= Rows =
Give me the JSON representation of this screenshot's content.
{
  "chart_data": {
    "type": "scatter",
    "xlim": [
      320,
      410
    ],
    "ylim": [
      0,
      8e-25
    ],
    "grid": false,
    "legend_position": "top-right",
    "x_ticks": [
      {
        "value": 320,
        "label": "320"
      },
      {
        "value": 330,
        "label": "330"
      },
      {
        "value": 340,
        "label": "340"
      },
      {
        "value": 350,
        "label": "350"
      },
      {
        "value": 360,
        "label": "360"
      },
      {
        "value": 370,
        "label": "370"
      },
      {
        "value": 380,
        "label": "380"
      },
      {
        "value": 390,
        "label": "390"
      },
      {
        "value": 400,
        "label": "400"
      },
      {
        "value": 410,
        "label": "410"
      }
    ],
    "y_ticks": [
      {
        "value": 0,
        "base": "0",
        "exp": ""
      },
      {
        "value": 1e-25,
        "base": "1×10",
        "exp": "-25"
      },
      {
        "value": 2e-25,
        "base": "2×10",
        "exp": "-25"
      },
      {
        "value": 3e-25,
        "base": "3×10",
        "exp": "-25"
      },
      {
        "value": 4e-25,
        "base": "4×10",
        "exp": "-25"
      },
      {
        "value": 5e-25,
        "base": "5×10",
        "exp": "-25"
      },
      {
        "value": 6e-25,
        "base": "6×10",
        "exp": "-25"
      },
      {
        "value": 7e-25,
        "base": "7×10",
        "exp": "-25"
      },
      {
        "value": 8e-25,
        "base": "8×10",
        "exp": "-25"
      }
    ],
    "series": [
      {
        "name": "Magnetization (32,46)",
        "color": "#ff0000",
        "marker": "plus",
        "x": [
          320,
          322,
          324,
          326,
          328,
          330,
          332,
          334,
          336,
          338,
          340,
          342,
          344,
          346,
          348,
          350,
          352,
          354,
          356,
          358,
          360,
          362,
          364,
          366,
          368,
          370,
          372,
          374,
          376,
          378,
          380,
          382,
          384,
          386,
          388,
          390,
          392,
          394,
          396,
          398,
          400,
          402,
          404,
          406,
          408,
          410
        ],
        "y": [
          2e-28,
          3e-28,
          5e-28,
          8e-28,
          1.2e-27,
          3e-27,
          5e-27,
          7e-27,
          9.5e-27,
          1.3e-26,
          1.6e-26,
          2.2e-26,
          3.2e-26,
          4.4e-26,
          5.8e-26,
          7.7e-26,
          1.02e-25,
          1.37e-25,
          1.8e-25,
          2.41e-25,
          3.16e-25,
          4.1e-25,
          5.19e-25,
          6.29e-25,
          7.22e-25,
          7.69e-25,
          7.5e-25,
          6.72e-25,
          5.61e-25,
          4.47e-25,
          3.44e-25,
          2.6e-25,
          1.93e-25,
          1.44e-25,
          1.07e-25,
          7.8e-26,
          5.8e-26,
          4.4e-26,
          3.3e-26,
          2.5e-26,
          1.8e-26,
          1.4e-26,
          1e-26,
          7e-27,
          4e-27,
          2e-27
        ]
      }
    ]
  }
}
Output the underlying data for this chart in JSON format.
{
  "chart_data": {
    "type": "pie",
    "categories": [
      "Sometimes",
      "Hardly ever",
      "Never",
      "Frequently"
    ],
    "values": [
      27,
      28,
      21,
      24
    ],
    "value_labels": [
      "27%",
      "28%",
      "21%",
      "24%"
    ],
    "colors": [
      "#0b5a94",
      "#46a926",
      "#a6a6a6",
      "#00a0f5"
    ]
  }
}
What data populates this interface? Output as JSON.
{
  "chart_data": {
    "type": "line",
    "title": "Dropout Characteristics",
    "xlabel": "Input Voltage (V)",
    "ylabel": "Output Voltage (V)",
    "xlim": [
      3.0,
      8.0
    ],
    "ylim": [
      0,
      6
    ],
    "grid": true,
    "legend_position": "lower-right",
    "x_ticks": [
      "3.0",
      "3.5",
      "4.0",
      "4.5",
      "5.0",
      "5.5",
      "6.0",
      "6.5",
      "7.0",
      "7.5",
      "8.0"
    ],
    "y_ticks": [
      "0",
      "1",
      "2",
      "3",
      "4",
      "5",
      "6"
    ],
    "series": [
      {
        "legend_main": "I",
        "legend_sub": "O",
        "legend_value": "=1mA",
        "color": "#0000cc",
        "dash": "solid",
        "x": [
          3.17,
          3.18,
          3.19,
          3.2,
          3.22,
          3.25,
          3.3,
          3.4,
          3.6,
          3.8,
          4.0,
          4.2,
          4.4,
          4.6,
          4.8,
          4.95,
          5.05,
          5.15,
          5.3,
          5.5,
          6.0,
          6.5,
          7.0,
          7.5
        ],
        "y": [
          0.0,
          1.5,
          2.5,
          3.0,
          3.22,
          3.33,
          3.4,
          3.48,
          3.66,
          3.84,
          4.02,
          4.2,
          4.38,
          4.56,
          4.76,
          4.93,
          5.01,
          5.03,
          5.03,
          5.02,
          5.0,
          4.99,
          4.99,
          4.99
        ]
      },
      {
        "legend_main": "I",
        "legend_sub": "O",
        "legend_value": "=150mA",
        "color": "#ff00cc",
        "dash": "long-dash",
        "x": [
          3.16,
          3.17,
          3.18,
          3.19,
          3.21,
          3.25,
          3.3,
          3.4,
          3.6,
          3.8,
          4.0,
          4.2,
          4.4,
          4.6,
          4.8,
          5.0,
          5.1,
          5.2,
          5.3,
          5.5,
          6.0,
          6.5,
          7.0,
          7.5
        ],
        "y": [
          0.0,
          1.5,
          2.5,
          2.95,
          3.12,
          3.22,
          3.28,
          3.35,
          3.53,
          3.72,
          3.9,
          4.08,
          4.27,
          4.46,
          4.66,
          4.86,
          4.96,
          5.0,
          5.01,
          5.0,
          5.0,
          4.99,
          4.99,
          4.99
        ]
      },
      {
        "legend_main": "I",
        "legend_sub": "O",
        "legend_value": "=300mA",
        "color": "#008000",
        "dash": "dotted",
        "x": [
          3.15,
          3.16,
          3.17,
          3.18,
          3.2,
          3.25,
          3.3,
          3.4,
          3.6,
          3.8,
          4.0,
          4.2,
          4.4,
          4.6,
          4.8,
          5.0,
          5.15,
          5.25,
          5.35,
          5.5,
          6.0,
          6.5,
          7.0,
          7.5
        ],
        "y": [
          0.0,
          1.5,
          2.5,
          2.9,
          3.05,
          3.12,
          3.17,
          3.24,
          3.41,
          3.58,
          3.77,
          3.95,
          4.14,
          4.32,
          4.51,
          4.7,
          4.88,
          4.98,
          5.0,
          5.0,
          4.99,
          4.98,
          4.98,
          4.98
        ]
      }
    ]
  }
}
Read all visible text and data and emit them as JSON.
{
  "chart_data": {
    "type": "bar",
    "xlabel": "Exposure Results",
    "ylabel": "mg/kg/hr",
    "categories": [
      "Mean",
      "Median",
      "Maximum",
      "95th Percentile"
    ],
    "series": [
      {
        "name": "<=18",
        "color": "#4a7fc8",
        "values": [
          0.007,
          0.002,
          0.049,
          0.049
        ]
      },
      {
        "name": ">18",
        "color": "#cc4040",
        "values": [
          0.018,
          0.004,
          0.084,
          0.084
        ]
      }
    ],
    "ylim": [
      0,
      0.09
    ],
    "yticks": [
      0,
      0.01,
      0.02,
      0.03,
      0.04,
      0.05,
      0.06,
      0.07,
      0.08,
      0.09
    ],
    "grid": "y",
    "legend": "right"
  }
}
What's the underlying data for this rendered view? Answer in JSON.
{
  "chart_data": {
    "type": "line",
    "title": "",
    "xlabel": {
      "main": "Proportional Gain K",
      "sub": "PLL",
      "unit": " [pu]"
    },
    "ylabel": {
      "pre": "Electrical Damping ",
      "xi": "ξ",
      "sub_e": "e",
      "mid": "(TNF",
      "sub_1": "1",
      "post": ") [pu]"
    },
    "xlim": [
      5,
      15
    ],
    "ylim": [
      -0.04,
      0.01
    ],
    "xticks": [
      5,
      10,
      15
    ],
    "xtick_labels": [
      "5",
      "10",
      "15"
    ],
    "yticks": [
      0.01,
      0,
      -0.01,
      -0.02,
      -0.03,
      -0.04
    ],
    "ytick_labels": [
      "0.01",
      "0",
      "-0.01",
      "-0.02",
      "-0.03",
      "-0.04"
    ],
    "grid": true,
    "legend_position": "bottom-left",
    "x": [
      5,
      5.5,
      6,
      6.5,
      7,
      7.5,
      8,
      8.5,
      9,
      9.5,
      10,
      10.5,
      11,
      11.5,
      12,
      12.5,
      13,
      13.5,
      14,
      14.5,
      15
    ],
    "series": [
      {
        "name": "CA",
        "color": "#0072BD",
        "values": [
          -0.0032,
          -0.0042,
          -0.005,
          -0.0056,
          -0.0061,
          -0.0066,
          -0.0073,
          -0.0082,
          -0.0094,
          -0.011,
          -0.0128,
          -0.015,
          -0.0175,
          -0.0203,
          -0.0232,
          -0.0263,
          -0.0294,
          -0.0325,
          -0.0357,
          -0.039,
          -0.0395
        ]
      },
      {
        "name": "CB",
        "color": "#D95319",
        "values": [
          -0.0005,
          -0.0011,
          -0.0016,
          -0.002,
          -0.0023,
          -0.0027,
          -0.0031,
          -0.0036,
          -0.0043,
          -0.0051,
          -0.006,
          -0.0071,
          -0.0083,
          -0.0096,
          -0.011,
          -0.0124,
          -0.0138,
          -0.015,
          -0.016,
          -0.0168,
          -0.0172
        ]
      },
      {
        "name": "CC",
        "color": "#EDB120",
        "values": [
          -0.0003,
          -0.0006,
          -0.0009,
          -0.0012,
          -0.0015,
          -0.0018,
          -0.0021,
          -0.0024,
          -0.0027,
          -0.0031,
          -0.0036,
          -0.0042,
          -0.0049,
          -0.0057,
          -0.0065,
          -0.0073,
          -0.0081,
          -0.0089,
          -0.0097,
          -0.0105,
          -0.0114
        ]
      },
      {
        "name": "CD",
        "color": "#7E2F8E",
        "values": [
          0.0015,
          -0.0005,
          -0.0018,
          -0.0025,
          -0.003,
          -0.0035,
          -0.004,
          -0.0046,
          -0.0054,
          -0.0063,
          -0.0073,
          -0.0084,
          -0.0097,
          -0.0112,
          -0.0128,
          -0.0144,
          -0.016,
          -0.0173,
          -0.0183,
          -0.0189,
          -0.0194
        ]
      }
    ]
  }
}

= Instructions for the task =
Look through the listing and extract every line with "underlying" in it.

= Reply =
Output the underlying data for this chart in JSON format.
What's the underlying data for this rendered view? Answer in JSON.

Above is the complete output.